YOUR GOAL: Identify and pull out each line of the entries in which "学习任务群" occurs.

RECORD EXTRACTS:
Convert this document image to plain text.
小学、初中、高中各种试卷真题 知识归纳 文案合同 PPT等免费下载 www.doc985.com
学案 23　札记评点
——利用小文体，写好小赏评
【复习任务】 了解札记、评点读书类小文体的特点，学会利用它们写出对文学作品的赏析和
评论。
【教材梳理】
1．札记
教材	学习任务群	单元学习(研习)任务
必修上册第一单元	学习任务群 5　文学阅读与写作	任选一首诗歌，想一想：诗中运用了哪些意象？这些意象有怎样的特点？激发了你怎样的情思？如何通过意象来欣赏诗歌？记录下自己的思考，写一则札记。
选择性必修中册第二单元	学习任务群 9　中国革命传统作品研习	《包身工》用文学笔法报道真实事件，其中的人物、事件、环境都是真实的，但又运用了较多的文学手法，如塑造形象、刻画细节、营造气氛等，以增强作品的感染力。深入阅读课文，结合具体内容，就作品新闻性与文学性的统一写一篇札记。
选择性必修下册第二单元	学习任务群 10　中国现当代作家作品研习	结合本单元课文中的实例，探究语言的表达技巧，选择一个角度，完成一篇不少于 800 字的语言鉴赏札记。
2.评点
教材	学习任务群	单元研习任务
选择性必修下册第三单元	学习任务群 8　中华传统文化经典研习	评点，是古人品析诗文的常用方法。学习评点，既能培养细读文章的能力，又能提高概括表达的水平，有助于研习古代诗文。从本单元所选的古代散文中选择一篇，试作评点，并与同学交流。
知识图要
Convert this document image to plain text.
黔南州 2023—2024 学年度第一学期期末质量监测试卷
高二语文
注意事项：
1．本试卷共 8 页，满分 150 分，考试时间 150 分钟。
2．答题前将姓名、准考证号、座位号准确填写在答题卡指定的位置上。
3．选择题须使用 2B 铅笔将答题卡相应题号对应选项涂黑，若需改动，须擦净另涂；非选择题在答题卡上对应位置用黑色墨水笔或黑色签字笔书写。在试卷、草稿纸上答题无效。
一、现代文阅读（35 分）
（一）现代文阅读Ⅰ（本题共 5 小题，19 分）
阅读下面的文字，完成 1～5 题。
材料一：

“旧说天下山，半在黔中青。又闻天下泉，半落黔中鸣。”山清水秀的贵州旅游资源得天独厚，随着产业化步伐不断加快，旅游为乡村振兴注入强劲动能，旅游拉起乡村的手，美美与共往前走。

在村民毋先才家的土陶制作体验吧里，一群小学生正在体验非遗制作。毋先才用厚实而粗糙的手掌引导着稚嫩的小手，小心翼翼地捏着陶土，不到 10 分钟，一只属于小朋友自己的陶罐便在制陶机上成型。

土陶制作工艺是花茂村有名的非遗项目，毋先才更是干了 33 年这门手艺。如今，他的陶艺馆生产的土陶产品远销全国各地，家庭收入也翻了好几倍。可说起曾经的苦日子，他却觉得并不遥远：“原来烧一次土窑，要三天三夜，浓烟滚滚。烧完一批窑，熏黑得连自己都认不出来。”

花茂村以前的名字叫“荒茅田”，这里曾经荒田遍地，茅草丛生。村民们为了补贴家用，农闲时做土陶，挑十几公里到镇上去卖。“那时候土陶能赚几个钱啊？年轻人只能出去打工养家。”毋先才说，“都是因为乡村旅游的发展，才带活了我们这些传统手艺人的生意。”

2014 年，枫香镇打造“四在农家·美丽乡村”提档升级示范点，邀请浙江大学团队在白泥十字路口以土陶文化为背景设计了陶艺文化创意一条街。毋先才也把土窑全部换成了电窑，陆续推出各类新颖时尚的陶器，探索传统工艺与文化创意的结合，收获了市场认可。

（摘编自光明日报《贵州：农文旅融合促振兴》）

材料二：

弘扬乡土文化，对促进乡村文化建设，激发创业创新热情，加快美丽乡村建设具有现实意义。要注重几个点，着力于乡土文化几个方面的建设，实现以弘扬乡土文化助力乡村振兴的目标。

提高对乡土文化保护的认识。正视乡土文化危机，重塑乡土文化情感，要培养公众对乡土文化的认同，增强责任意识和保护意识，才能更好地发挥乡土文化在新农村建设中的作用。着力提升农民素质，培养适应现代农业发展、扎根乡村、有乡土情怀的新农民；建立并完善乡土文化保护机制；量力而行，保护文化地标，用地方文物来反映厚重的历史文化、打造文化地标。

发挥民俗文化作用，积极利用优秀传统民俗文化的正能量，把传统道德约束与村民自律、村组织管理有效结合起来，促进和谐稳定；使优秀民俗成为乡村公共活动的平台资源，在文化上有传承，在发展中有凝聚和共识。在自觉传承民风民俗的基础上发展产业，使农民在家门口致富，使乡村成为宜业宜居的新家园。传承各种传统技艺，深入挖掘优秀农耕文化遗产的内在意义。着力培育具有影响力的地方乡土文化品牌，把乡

EXERCISE RESULT:
教材	学习任务群	单元学习(研习)任务
必修上册第一单元	学习任务群 5　文学阅读与写作	任选一首诗歌，想一想：诗中运用了哪些意象？这些意象有怎样的特点？激发了你怎样的情思？如何通过意象来欣赏诗歌？记录下自己的思考，写一则札记。
选择性必修中册第二单元	学习任务群 9　中国革命传统作品研习	《包身工》用文学笔法报道真实事件，其中的人物、事件、环境都是真实的，但又运用了较多的文学手法，如塑造形象、刻画细节、营造气氛等，以增强作品的感染力。深入阅读课文，结合具体内容，就作品新闻性与文学性的统一写一篇札记。
选择性必修下册第二单元	学习任务群 10　中国现当代作家作品研习	结合本单元课文中的实例，探究语言的表达技巧，选择一个角度，完成一篇不少于 800 字的语言鉴赏札记。
教材	学习任务群	单元研习任务
选择性必修下册第三单元	学习任务群 8　中华传统文化经典研习	评点，是古人品析诗文的常用方法。学习评点，既能培养细读文章的能力，又能提高概括表达的水平，有助于研习古代诗文。从本单元所选的古代散文中选择一篇，试作评点，并与同学交流。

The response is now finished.